▸ **What is expected**
Gather each line in the entries that includes the string "Praha".

▸ **Records contained in a dataset**

********

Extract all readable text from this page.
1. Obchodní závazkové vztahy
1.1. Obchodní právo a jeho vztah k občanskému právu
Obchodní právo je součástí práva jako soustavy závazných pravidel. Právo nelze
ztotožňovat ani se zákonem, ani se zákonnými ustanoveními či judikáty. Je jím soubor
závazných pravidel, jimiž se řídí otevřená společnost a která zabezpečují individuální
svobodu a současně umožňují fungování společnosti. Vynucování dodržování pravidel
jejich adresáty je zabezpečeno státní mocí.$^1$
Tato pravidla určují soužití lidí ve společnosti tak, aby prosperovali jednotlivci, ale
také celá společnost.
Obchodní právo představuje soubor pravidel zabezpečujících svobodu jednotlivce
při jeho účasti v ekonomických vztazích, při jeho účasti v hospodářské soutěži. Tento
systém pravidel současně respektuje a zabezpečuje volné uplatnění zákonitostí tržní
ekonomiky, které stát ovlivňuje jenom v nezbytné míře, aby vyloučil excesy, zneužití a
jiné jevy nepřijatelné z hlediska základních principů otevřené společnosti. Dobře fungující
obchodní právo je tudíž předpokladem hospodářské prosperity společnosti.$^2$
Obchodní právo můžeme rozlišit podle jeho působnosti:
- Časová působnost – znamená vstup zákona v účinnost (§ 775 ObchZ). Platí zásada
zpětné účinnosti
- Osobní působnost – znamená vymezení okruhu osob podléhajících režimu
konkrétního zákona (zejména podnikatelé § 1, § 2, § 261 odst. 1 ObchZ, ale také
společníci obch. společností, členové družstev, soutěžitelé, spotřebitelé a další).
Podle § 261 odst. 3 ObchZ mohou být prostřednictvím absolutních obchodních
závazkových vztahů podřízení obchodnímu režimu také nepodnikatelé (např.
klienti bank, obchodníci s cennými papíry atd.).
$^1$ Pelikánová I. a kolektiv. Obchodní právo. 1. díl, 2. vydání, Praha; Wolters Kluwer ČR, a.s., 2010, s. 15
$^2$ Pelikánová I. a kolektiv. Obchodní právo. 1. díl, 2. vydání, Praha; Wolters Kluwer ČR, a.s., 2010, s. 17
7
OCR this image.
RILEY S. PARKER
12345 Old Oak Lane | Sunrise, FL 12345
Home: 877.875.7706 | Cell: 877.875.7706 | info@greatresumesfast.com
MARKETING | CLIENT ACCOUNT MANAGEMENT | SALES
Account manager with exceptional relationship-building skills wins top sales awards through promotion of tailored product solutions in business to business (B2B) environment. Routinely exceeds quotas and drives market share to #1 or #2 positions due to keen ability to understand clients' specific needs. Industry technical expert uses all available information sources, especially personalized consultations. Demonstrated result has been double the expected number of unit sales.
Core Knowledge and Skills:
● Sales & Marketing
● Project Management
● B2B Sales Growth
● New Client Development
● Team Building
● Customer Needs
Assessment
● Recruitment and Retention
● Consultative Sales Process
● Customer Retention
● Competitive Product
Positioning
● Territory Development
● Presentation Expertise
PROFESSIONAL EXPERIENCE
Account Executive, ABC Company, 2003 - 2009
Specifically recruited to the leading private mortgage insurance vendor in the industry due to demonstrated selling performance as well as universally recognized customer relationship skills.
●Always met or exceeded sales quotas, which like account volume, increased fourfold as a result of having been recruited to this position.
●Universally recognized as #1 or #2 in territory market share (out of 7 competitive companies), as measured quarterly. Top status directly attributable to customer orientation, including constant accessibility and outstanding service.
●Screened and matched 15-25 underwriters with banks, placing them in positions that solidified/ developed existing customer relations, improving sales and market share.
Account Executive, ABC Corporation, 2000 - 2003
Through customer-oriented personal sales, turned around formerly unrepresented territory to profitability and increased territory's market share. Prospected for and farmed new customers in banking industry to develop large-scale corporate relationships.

********

▸ **Result of this task**
$^1$ Pelikánová I. a kolektiv. Obchodní právo. 1. díl, 2. vydání, Praha; Wolters Kluwer ČR, a.s., 2010, s. 15
$^2$ Pelikánová I. a kolektiv. Obchodní právo. 1. díl, 2. vydání, Praha; Wolters Kluwer ČR, a.s., 2010, s. 17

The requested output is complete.